## Objective
Could you write out every entry exactly as it stands?
┌──
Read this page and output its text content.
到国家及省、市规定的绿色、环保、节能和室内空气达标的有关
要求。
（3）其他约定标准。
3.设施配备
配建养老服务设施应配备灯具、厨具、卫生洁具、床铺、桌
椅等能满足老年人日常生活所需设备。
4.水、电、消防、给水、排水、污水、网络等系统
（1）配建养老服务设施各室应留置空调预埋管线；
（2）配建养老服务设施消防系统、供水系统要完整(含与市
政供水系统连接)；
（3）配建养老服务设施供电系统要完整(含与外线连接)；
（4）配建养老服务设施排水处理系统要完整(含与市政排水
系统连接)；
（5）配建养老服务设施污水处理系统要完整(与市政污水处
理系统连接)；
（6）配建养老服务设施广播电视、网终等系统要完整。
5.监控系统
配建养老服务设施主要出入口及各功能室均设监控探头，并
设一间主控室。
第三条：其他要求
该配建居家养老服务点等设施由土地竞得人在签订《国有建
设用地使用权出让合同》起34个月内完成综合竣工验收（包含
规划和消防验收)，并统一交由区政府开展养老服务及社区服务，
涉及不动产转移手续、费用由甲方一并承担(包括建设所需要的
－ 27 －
└──
## Output for this exercise
Read this page and output its text content.
到国家及省、市规定的绿色、环保、节能和室内空气达标的有关
要求。
（3）其他约定标准。
3.设施配备
配建养老服务设施应配备灯具、厨具、卫生洁具、床铺、桌
椅等能满足老年人日常生活所需设备。
4.水、电、消防、给水、排水、污水、网络等系统
（1）配建养老服务设施各室应留置空调预埋管线；
（2）配建养老服务设施消防系统、供水系统要完整(含与市
政供水系统连接)；
（3）配建养老服务设施供电系统要完整(含与外线连接)；
（4）配建养老服务设施排水处理系统要完整(含与市政排水
系统连接)；
（5）配建养老服务设施污水处理系统要完整(与市政污水处
理系统连接)；
（6）配建养老服务设施广播电视、网终等系统要完整。
5.监控系统
配建养老服务设施主要出入口及各功能室均设监控探头，并
设一间主控室。
第三条：其他要求
该配建居家养老服务点等设施由土地竞得人在签订《国有建
设用地使用权出让合同》起34个月内完成综合竣工验收（包含
规划和消防验收)，并统一交由区政府开展养老服务及社区服务，
涉及不动产转移手续、费用由甲方一并承担(包括建设所需要的
－ 27 －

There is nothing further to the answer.